--- Start of GIVEN ENTRIES ---

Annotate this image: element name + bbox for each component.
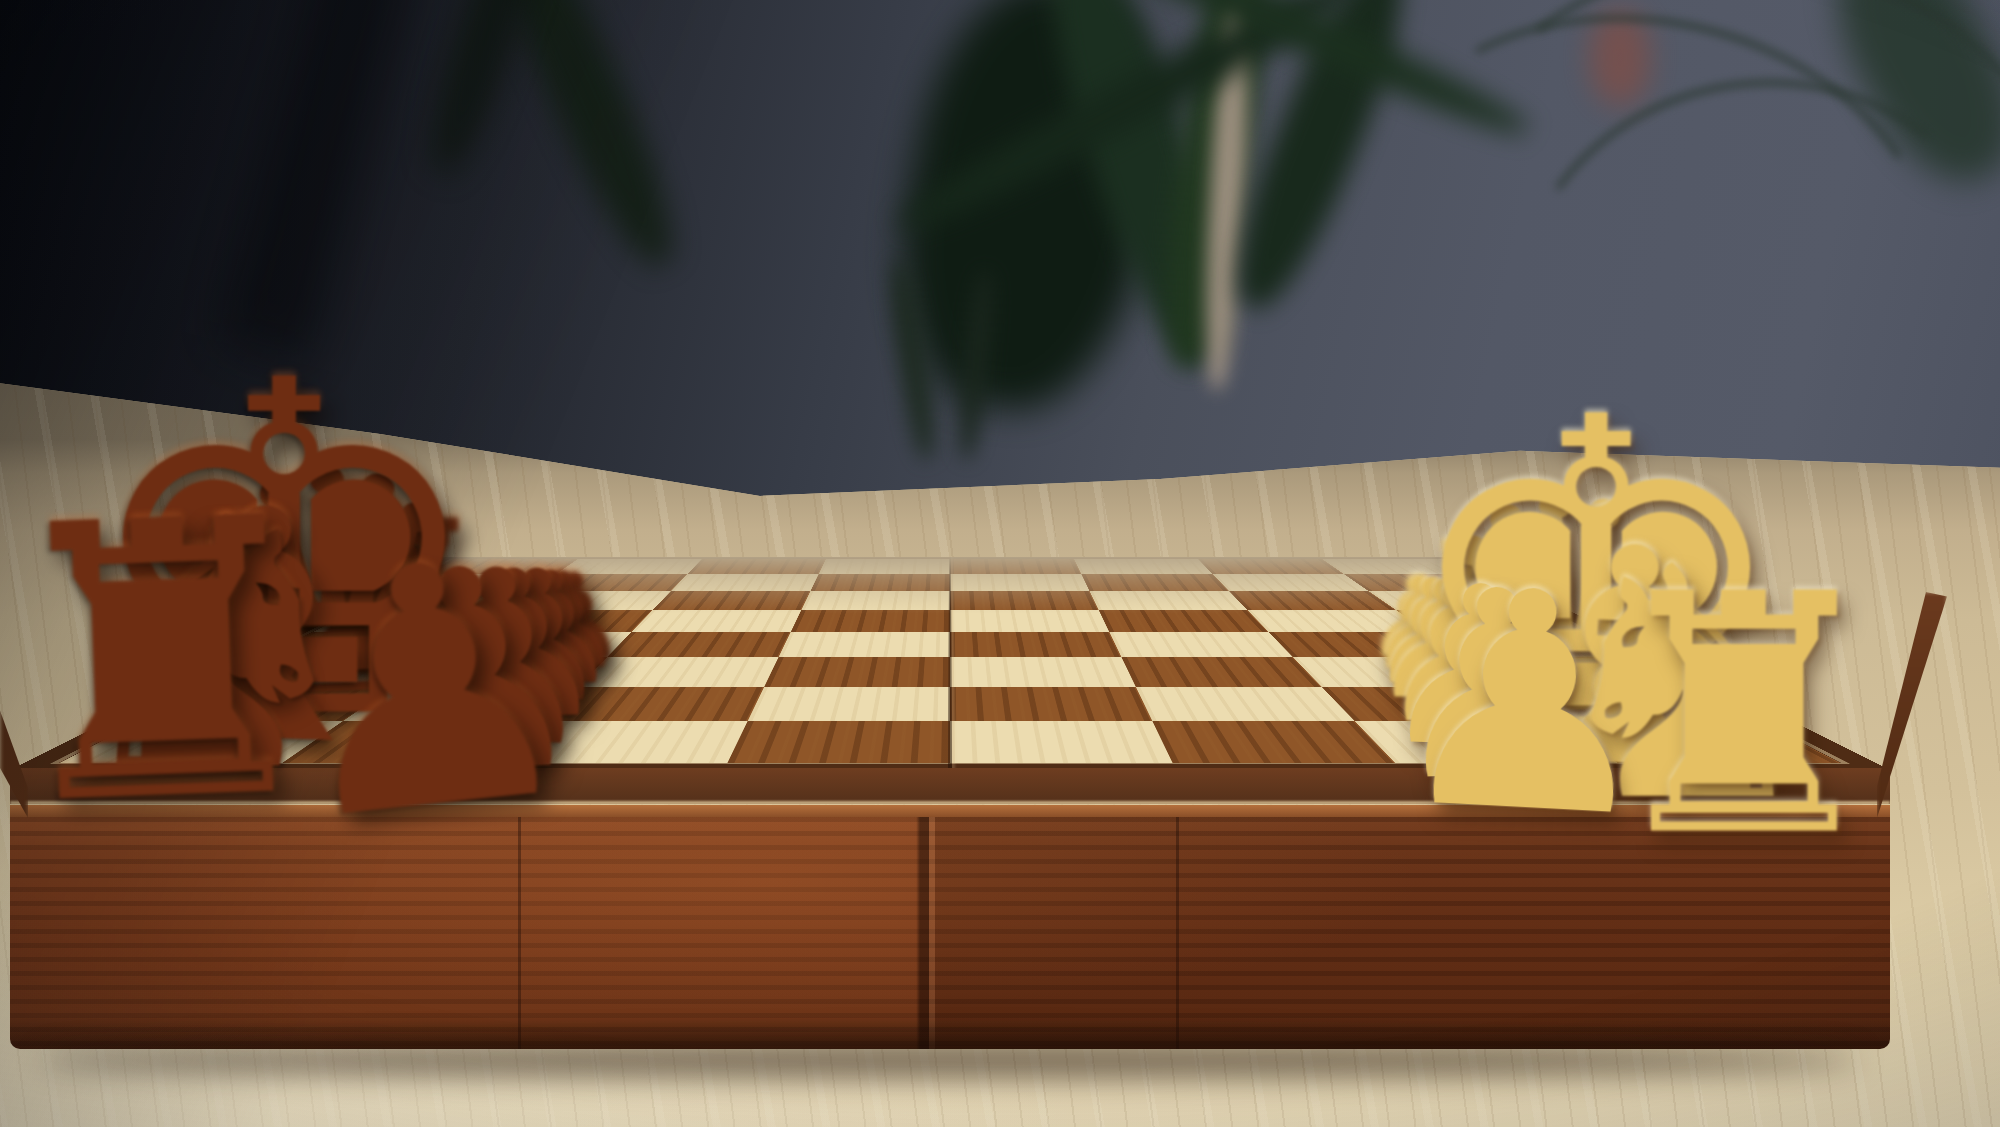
black-pawn[interactable]: ♟	[264, 510, 593, 869]
photo-stage: ♜♞♝♛♚♝♞♜♟♟♟♟♟♟♟♟♟♟♟♟♟♟♟♟♜♞♝♛♚♝♞♜	[0, 0, 2000, 1127]
pieces-layer: ♜♞♝♛♚♝♞♜♟♟♟♟♟♟♟♟♟♟♟♟♟♟♟♟♜♞♝♛♚♝♞♜	[0, 0, 2000, 1127]
white-rook[interactable]: ♜	[1596, 551, 1892, 881]
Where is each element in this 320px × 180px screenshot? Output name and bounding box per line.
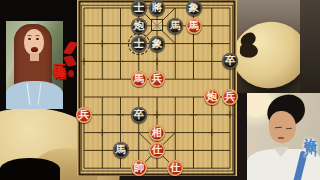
last-move-from-marker: [151, 19, 163, 31]
piece-red-馬-f3r4[interactable]: 馬: [131, 71, 147, 87]
grandmaster-photo: [247, 93, 320, 180]
piece-red-馬-f6r1[interactable]: 馬: [186, 18, 202, 34]
stool-shadow: [0, 158, 60, 180]
piece-black-象-f4r2[interactable]: 象: [149, 36, 165, 52]
piece-red-兵-f0r6[interactable]: 兵: [76, 107, 92, 123]
piece-red-炮-f7r5[interactable]: 炮: [204, 89, 220, 105]
stool-calligraphy-glyph: [237, 32, 264, 63]
piece-black-炮-f3r1[interactable]: 炮: [131, 18, 147, 34]
right-edge-shadow: [300, 0, 320, 93]
xiangqi-board[interactable]: 士將象炮馬馬士象卒馬兵炮兵兵卒相馬仕帥仕: [77, 0, 237, 176]
piece-red-帥-f3r9[interactable]: 帥: [131, 160, 147, 176]
piece-red-相-f4r7[interactable]: 相: [149, 125, 165, 141]
piece-red-兵-f8r5[interactable]: 兵: [222, 89, 238, 105]
streamer-webcam-photo: [6, 21, 63, 109]
red-calligraphy-dot: [68, 70, 74, 77]
piece-black-士-f3r0[interactable]: 士: [131, 0, 147, 16]
stream-frame: 王铁锤 士將象炮馬馬士象卒馬兵炮兵兵卒相馬仕帥仕 许银川: [0, 0, 320, 180]
piece-black-馬-f5r1[interactable]: 馬: [167, 18, 183, 34]
piece-black-卒-f3r6[interactable]: 卒: [131, 107, 147, 123]
left-player-name-overlay: 王铁锤: [50, 53, 68, 59]
grandmaster-mouth: [278, 137, 284, 139]
streamer-neck: [30, 53, 39, 61]
piece-black-士-f3r2[interactable]: 士: [131, 36, 147, 52]
piece-black-將-f4r0[interactable]: 將: [149, 0, 165, 16]
piece-black-馬-f2r8[interactable]: 馬: [113, 142, 129, 158]
right-player-name-overlay: 许银川: [301, 127, 319, 136]
glyph-stroke: [239, 43, 258, 58]
red-calligraphy-decoration: [64, 40, 77, 82]
streamer-eye: [36, 38, 39, 40]
piece-black-象-f6r0[interactable]: 象: [186, 0, 202, 16]
streamer-shirt: [6, 81, 63, 109]
streamer-eye: [28, 38, 31, 40]
streamer-mouth: [31, 47, 38, 52]
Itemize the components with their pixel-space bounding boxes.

--- End of GIVEN ENTRIES ---

▸ REQUIRED TASK
Could you set down every line of the data above word for word, leaving the pictures out?

▸ WRITTEN SOLUTION
Annotate this image: element name + bbox for each component.
black-pawn[interactable]: ♟	[264, 510, 593, 869]
photo-stage: ♜♞♝♛♚♝♞♜♟♟♟♟♟♟♟♟♟♟♟♟♟♟♟♟♜♞♝♛♚♝♞♜	[0, 0, 2000, 1127]
pieces-layer: ♜♞♝♛♚♝♞♜♟♟♟♟♟♟♟♟♟♟♟♟♟♟♟♟♜♞♝♛♚♝♞♜	[0, 0, 2000, 1127]
white-rook[interactable]: ♜	[1596, 551, 1892, 881]
Where is each element in this 320px × 180px screenshot? Output name and bounding box per line.
last-move-from-marker: [151, 19, 163, 31]
piece-red-馬-f3r4[interactable]: 馬: [131, 71, 147, 87]
grandmaster-photo: [247, 93, 320, 180]
piece-red-馬-f6r1[interactable]: 馬: [186, 18, 202, 34]
stool-shadow: [0, 158, 60, 180]
piece-black-象-f4r2[interactable]: 象: [149, 36, 165, 52]
piece-red-兵-f0r6[interactable]: 兵: [76, 107, 92, 123]
piece-red-炮-f7r5[interactable]: 炮: [204, 89, 220, 105]
stool-calligraphy-glyph: [237, 32, 264, 63]
piece-black-炮-f3r1[interactable]: 炮: [131, 18, 147, 34]
right-edge-shadow: [300, 0, 320, 93]
xiangqi-board[interactable]: 士將象炮馬馬士象卒馬兵炮兵兵卒相馬仕帥仕: [77, 0, 237, 176]
piece-red-帥-f3r9[interactable]: 帥: [131, 160, 147, 176]
piece-red-相-f4r7[interactable]: 相: [149, 125, 165, 141]
piece-red-兵-f8r5[interactable]: 兵: [222, 89, 238, 105]
streamer-webcam-photo: [6, 21, 63, 109]
red-calligraphy-dot: [68, 70, 74, 77]
piece-black-士-f3r0[interactable]: 士: [131, 0, 147, 16]
stream-frame: 王铁锤 士將象炮馬馬士象卒馬兵炮兵兵卒相馬仕帥仕 许银川: [0, 0, 320, 180]
piece-black-馬-f5r1[interactable]: 馬: [167, 18, 183, 34]
piece-black-卒-f3r6[interactable]: 卒: [131, 107, 147, 123]
left-player-name-overlay: 王铁锤: [50, 53, 68, 59]
grandmaster-mouth: [278, 137, 284, 139]
streamer-neck: [30, 53, 39, 61]
piece-black-士-f3r2[interactable]: 士: [131, 36, 147, 52]
piece-black-將-f4r0[interactable]: 將: [149, 0, 165, 16]
piece-black-馬-f2r8[interactable]: 馬: [113, 142, 129, 158]
right-player-name-overlay: 许银川: [301, 127, 319, 136]
glyph-stroke: [239, 43, 258, 58]
red-calligraphy-decoration: [64, 40, 77, 82]
streamer-eye: [36, 38, 39, 40]
piece-black-象-f6r0[interactable]: 象: [186, 0, 202, 16]
streamer-shirt: [6, 81, 63, 109]
streamer-eye: [28, 38, 31, 40]
streamer-mouth: [31, 47, 38, 52]
Itemize the components with their pixel-space bounding boxes.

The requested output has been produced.